### [THE TASK]
Using the material below, copy every line where "brands" appears.

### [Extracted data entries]
++++++++
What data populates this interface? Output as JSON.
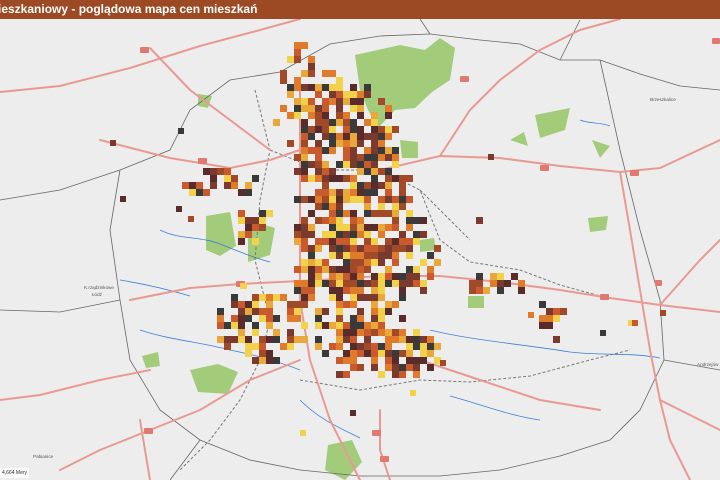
{
  "header": {
    "title": "ieszkaniowy - poglądowa mapa cen mieszkań"
  },
  "map": {
    "scale_text": "4,664 Mery",
    "place_labels": {
      "top_right": "Brzeszkalice",
      "middle_left_1": "K.rządzinkowe",
      "middle_left_2": "Łódź",
      "right": "Andrzejów",
      "bottom_left": "Pabianice"
    },
    "colors": {
      "title_bar": "#9c4a24",
      "background": "#ededed",
      "road": "#e89a92",
      "road_shield": "#e07a70",
      "boundary": "#666666",
      "park": "#a3cc7a",
      "water": "#3d7fd6",
      "price_low": "#e8c53a",
      "price_mid": "#e07b2b",
      "price_high": "#a14a2a",
      "price_top": "#5a2b2b",
      "price_dark": "#2e2e2e"
    },
    "price_palette": [
      "#f2d24a",
      "#e8a83a",
      "#e07b2b",
      "#c85a2d",
      "#a14a2a",
      "#7b3a2e",
      "#5a2b2b",
      "#3a3a3a"
    ]
  }
}
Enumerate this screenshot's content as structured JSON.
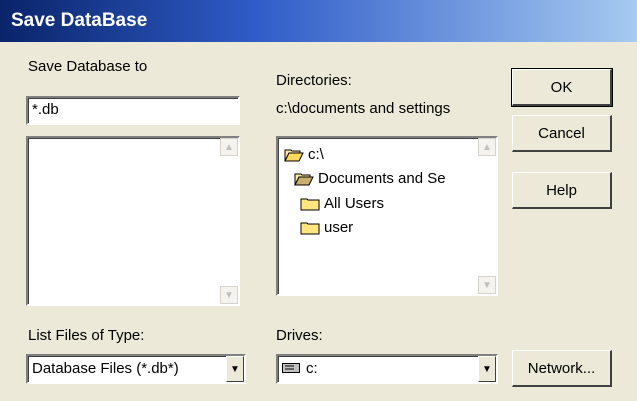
{
  "window": {
    "title": "Save DataBase"
  },
  "labels": {
    "save_to": "Save Database to",
    "directories": "Directories:",
    "current_dir": "c:\\documents and settings",
    "file_type": "List Files of Type:",
    "drives": "Drives:"
  },
  "filename_input": {
    "value": "*.db"
  },
  "file_type_select": {
    "value": "Database Files (*.db*)"
  },
  "drives_select": {
    "value": "c:"
  },
  "directory_tree": [
    {
      "label": "c:\\",
      "icon": "folder-open-icon"
    },
    {
      "label": "Documents and Se",
      "icon": "folder-open-icon"
    },
    {
      "label": "All Users",
      "icon": "folder-icon"
    },
    {
      "label": "user",
      "icon": "folder-icon"
    }
  ],
  "buttons": {
    "ok": "OK",
    "cancel": "Cancel",
    "help": "Help",
    "network": "Network..."
  },
  "colors": {
    "title_start": "#0a246a",
    "title_end": "#a6caf0",
    "dialog_bg": "#ece9d8"
  }
}
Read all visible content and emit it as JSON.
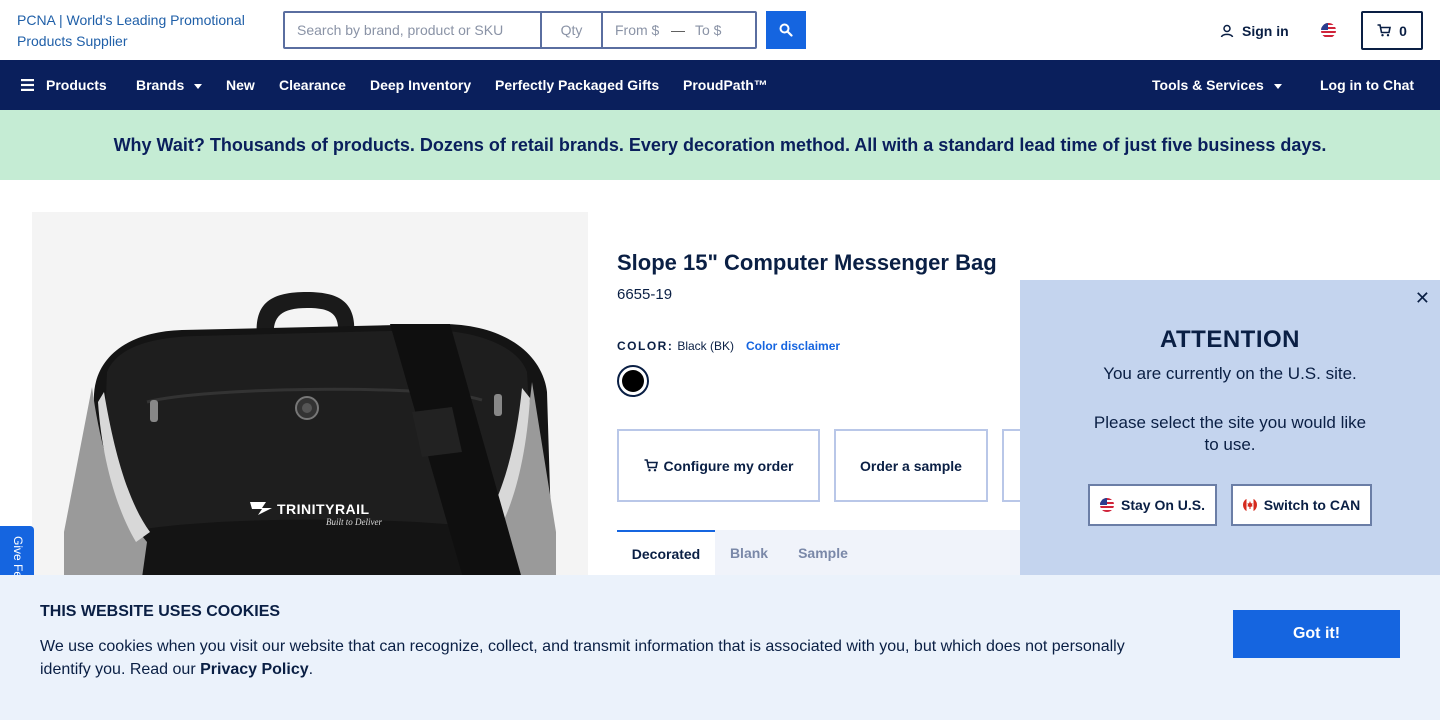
{
  "header": {
    "logo_alt": "PCNA | World's Leading Promotional Products Supplier",
    "search_placeholder": "Search by brand, product or SKU",
    "qty_placeholder": "Qty",
    "from_placeholder": "From $",
    "range_dash": "—",
    "to_placeholder": "To $",
    "signin_label": "Sign in",
    "cart_count": "0"
  },
  "nav": {
    "products": "Products",
    "brands": "Brands",
    "new": "New",
    "clearance": "Clearance",
    "deep_inventory": "Deep Inventory",
    "perfectly_packaged_gifts": "Perfectly Packaged Gifts",
    "proudpath": "ProudPath™",
    "tools_services": "Tools & Services",
    "login_chat": "Log in to Chat"
  },
  "banner": {
    "text": "Why Wait? Thousands of products. Dozens of retail brands. Every decoration method. All with a standard lead time of just five business days."
  },
  "product": {
    "title": "Slope 15\" Computer Messenger Bag",
    "sku": "6655-19",
    "color_label": "COLOR:",
    "color_value": "Black (BK)",
    "color_disclaimer": "Color disclaimer",
    "swatch_color": "#000000",
    "image_brand_text": "TRINITYRAIL",
    "image_tagline": "Built to Deliver",
    "actions": {
      "configure": "Configure my order",
      "sample": "Order a sample"
    },
    "tabs": [
      "Decorated",
      "Blank",
      "Sample"
    ]
  },
  "feedback": {
    "label": "Give Feedback"
  },
  "attention": {
    "close": "✕",
    "title": "ATTENTION",
    "message": "You are currently on the U.S. site.",
    "prompt": "Please select the site you would like to use.",
    "stay_label": "Stay On U.S.",
    "switch_label": "Switch to CAN"
  },
  "cookie": {
    "title": "THIS WEBSITE USES COOKIES",
    "text": "We use cookies when you visit our website that can recognize, collect, and transmit information that is associated with you, but which does not personally identify you. Read our ",
    "link": "Privacy Policy",
    "suffix": ".",
    "button": "Got it!"
  },
  "colors": {
    "navy": "#0a1f5c",
    "accent_blue": "#1565e0",
    "banner_green": "#c5ecd4",
    "modal_bg": "#c4d4ee",
    "cookie_bg": "#ebf2fb"
  }
}
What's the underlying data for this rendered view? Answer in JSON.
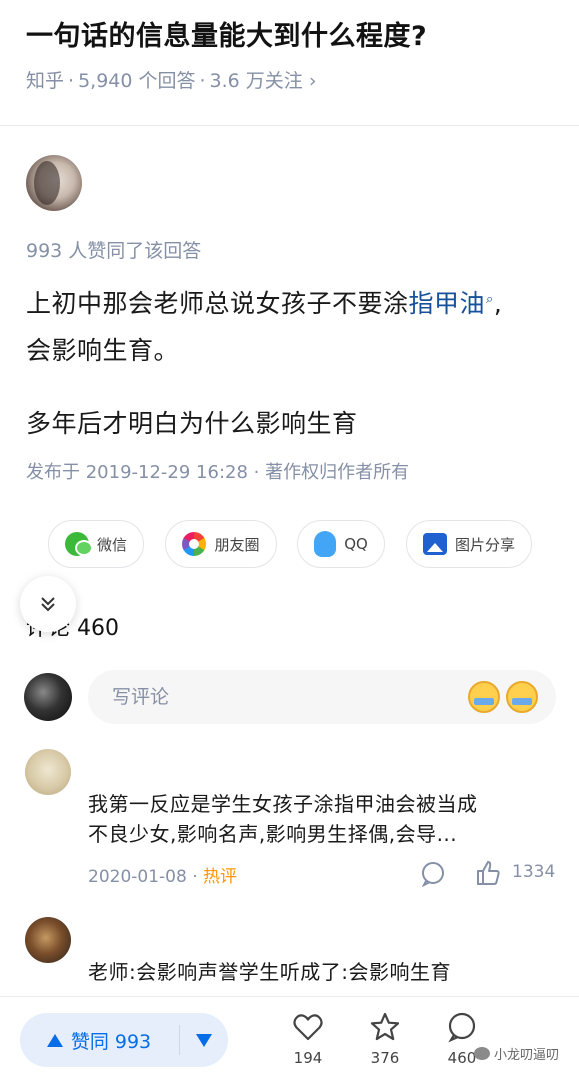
{
  "question": {
    "title": "一句话的信息量能大到什么程度?",
    "source": "知乎",
    "answers": "5,940 个回答",
    "followers": "3.6 万关注",
    "chevron": "›"
  },
  "answer": {
    "agree_line": "993 人赞同了该回答",
    "line1_before": "上初中那会老师总说女孩子不要涂",
    "line1_keyword": "指甲油",
    "line1_after": ",",
    "line2": "会影响生育。",
    "line3": "多年后才明白为什么影响生育",
    "published": "发布于 2019-12-29 16:28 · 著作权归作者所有"
  },
  "share": {
    "wechat": "微信",
    "moments": "朋友圈",
    "qq": "QQ",
    "image": "图片分享"
  },
  "comments": {
    "heading": "评论 460",
    "input_placeholder": "写评论",
    "items": [
      {
        "line1": "我第一反应是学生女孩子涂指甲油会被当成",
        "line2": "不良少女,影响名声,影响男生择偶,会导...",
        "date": "2020-01-08",
        "tag": "热评",
        "likes": "1334"
      },
      {
        "line1": "老师:会影响声誉学生听成了:会影响生育"
      }
    ]
  },
  "bottom_bar": {
    "vote_label": "赞同 993",
    "likes": "194",
    "favorites": "376",
    "comments": "460"
  },
  "watermark": "小龙叨逼叨",
  "icons": {
    "collapse": "double-chevron-down-icon",
    "keyword_search": "search-icon"
  },
  "colors": {
    "link_blue": "#175199",
    "vote_blue": "#056de8",
    "meta_gray": "#8590a6",
    "hot_orange": "#ff9607"
  }
}
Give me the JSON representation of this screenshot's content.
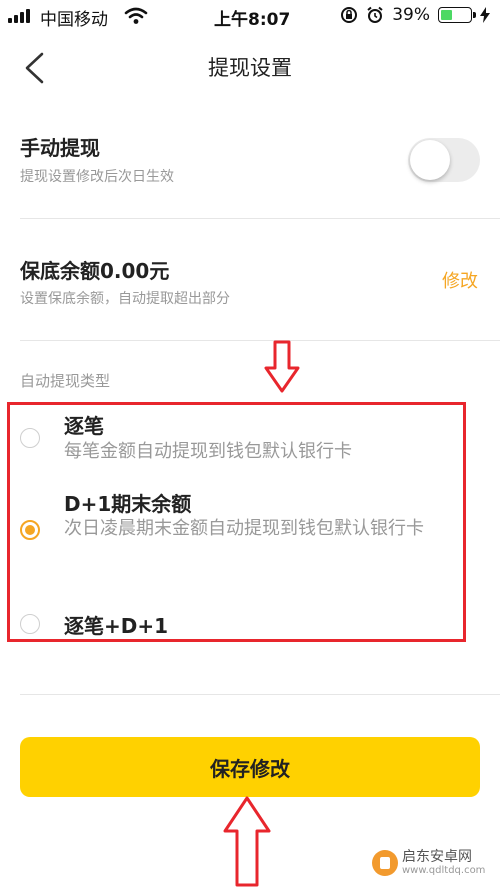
{
  "status_bar": {
    "carrier": "中国移动",
    "time": "上午8:07",
    "battery": "39%",
    "battery_level": 0.39
  },
  "nav": {
    "title": "提现设置"
  },
  "manual_withdraw": {
    "title": "手动提现",
    "subtitle": "提现设置修改后次日生效",
    "enabled": false
  },
  "min_balance": {
    "title": "保底余额0.00元",
    "subtitle": "设置保底余额，自动提取超出部分",
    "edit_label": "修改"
  },
  "auto_type": {
    "label": "自动提现类型",
    "selected": 1,
    "options": [
      {
        "title": "逐笔",
        "desc": "每笔金额自动提现到钱包默认银行卡"
      },
      {
        "title": "D+1期末余额",
        "desc": "次日凌晨期末金额自动提现到钱包默认银行卡"
      },
      {
        "title": "逐笔+D+1",
        "desc": ""
      }
    ]
  },
  "save_button": "保存修改",
  "watermark": {
    "name": "启东安卓网",
    "url": "www.qdltdq.com"
  },
  "colors": {
    "accent": "#f5a623",
    "button": "#ffd100",
    "annotation": "#e8262d",
    "toggle_off": "#ececec"
  }
}
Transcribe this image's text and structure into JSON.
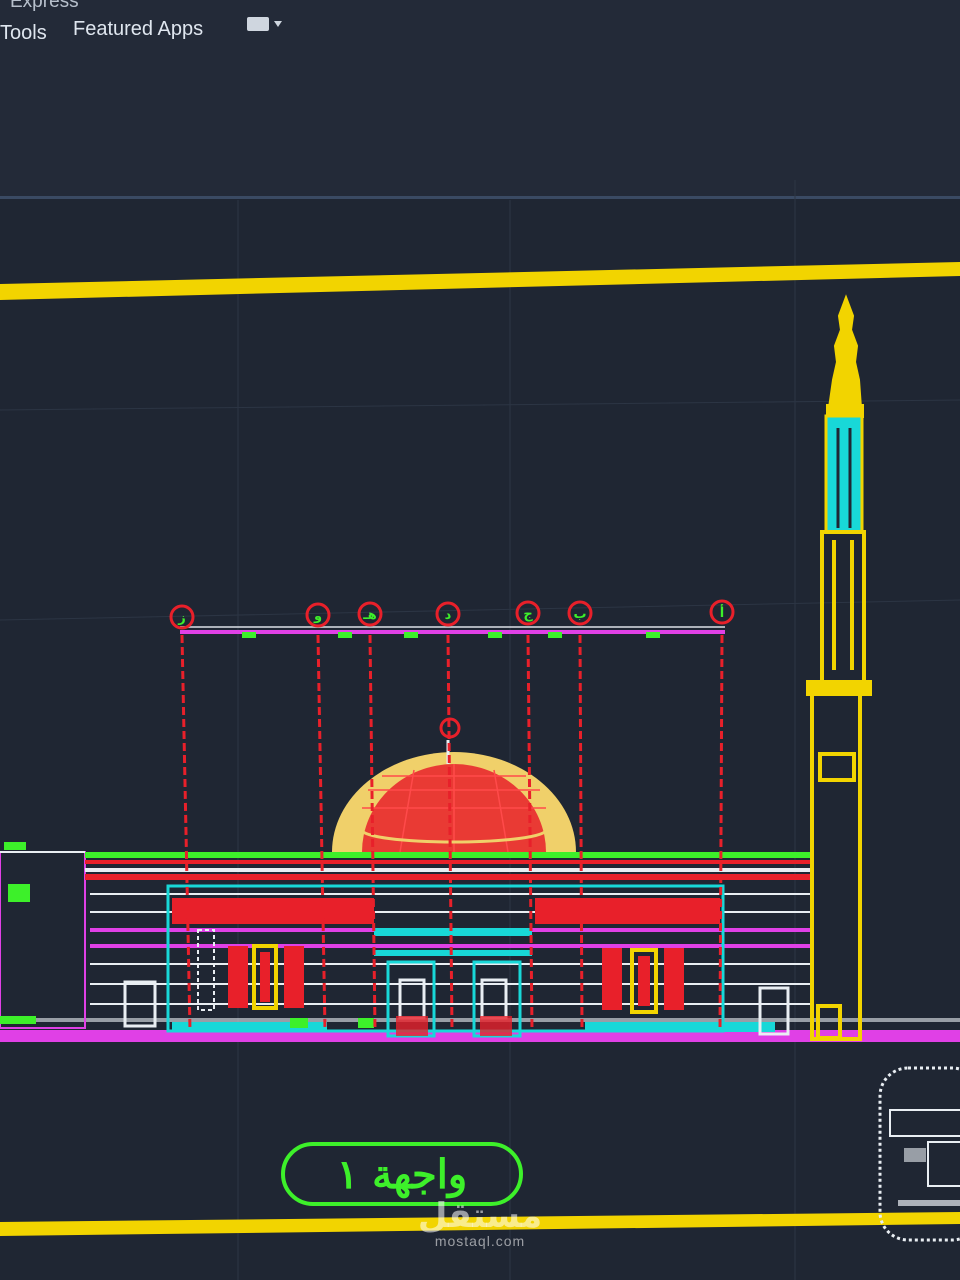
{
  "ribbon": {
    "tabs": [
      {
        "label": "Express"
      },
      {
        "label": "Tools"
      },
      {
        "label": "Featured Apps"
      }
    ],
    "dropdown_icon": "panel-dropdown-icon"
  },
  "drawing": {
    "elevation_label": "واجهة ١",
    "grid_markers": [
      "ز",
      "و",
      "هـ",
      "د",
      "ج",
      "ب",
      "أ"
    ],
    "colors": {
      "background": "#1f2633",
      "frame": "#f2d400",
      "magenta": "#e040e6",
      "red": "#e8202a",
      "green": "#3df02a",
      "cyan": "#18d8d8",
      "yellow": "#f2d400",
      "white": "#e9eef3"
    }
  },
  "watermark": {
    "main": "مستقل",
    "sub": "mostaql.com"
  }
}
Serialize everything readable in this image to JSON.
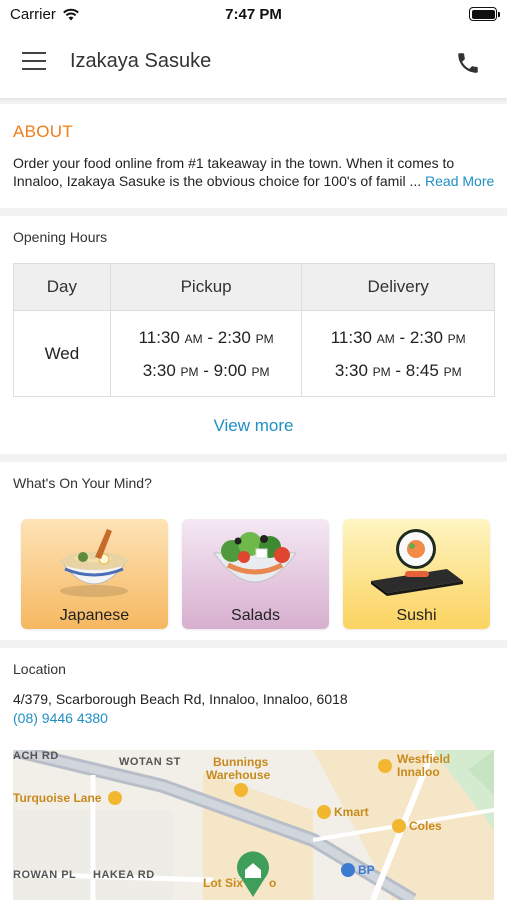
{
  "status_bar": {
    "carrier": "Carrier",
    "time": "7:47 PM"
  },
  "header": {
    "title": "Izakaya Sasuke",
    "menu_icon": "hamburger-icon",
    "phone_icon": "phone-icon"
  },
  "about": {
    "heading": "ABOUT",
    "text": "Order your food online from #1 takeaway in the town. When it comes to Innaloo, Izakaya Sasuke is the obvious choice for 100's of famil ...",
    "read_more": "Read More"
  },
  "hours": {
    "heading": "Opening Hours",
    "columns": [
      "Day",
      "Pickup",
      "Delivery"
    ],
    "rows": [
      {
        "day": "Wed",
        "pickup": [
          {
            "start": "11:30",
            "start_suffix": "AM",
            "end": "2:30",
            "end_suffix": "PM"
          },
          {
            "start": "3:30",
            "start_suffix": "PM",
            "end": "9:00",
            "end_suffix": "PM"
          }
        ],
        "delivery": [
          {
            "start": "11:30",
            "start_suffix": "AM",
            "end": "2:30",
            "end_suffix": "PM"
          },
          {
            "start": "3:30",
            "start_suffix": "PM",
            "end": "8:45",
            "end_suffix": "PM"
          }
        ]
      }
    ],
    "view_more": "View more"
  },
  "mind": {
    "heading": "What's On Your Mind?",
    "categories": [
      {
        "label": "Japanese",
        "icon": "ramen-bowl-icon"
      },
      {
        "label": "Salads",
        "icon": "salad-bowl-icon"
      },
      {
        "label": "Sushi",
        "icon": "sushi-roll-icon"
      }
    ]
  },
  "location": {
    "heading": "Location",
    "address": "4/379, Scarborough Beach Rd, Innaloo, Innaloo, 6018",
    "phone": "(08) 9446 4380",
    "map_labels": {
      "road_1": "ACH RD",
      "road_2": "WOTAN ST",
      "road_3": "ROWAN PL",
      "road_4": "HAKEA RD",
      "poi_1": "Bunnings",
      "poi_1b": "Warehouse",
      "poi_2": "Westfield",
      "poi_2b": "Innaloo",
      "poi_3": "Turquoise Lane",
      "poi_4": "Kmart",
      "poi_5": "Coles",
      "poi_6": "BP",
      "poi_7": "Lot Six",
      "poi_7b": "o"
    }
  },
  "colors": {
    "accent": "#ef7d1a",
    "link": "#1f8fc4",
    "marker": "#3f9e5a"
  }
}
++++++++
### [FINAL ANSWER]
    "brands": "Brands",
    "text": "Why Wait? Thousands of products. Dozens of retail brands. Every decoration method. All with a standard lead time of just five business days."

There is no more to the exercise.